**GIVEN EXERCISE**: Your answer should be a single number: how many lines in the data below hold the string "size".

**GIVEN ENTRIES**:

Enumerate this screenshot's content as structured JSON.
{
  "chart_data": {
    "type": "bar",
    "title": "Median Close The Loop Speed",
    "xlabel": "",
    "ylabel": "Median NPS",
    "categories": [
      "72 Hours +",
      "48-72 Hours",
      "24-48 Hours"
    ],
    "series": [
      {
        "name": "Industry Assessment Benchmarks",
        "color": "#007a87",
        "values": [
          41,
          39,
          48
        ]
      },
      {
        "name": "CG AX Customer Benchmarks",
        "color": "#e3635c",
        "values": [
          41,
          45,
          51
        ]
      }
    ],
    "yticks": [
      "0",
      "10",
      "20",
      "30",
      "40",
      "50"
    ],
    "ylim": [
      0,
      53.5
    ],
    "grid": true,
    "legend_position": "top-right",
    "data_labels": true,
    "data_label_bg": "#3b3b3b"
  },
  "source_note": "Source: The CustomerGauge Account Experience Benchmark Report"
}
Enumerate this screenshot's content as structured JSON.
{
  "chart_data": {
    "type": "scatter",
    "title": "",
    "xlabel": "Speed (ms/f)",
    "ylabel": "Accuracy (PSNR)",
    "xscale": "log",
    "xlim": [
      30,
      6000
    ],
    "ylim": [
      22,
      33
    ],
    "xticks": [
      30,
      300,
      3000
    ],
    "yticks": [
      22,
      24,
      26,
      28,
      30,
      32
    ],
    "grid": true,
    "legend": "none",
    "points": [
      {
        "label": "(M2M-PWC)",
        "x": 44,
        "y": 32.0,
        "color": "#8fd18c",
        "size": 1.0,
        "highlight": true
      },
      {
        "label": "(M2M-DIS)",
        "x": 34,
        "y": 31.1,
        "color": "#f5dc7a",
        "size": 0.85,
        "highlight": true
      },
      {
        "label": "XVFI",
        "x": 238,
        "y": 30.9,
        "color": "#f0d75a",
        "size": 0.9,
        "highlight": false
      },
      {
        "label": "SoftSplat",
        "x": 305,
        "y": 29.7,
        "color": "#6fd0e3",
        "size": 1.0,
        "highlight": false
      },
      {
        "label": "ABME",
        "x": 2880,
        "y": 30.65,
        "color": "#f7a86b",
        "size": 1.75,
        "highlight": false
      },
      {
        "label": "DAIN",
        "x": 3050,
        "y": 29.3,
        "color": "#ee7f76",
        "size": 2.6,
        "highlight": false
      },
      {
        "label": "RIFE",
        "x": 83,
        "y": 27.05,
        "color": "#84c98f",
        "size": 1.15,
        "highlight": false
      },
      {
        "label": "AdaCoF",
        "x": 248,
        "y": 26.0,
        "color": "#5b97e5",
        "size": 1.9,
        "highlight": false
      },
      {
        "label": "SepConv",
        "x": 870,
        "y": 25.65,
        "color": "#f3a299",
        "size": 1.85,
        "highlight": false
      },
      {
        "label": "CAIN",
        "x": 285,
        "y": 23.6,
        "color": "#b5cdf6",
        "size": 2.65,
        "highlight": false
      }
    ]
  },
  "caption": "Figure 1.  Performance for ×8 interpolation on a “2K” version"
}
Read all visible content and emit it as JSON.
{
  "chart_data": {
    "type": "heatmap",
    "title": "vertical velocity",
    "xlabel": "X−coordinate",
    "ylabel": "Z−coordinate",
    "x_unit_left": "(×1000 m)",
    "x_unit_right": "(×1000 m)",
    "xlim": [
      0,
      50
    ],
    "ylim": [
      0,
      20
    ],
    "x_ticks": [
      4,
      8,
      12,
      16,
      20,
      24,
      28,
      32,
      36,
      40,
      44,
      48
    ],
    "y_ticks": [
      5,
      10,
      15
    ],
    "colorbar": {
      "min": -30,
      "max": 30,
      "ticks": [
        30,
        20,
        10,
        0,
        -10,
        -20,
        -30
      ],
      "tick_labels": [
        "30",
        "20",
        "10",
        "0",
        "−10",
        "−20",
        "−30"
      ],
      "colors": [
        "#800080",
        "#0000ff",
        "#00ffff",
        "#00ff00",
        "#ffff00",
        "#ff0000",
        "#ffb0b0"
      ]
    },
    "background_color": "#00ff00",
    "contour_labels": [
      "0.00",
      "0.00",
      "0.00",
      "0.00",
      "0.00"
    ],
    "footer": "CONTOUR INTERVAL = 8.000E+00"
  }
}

**FINAL RESULT**: 10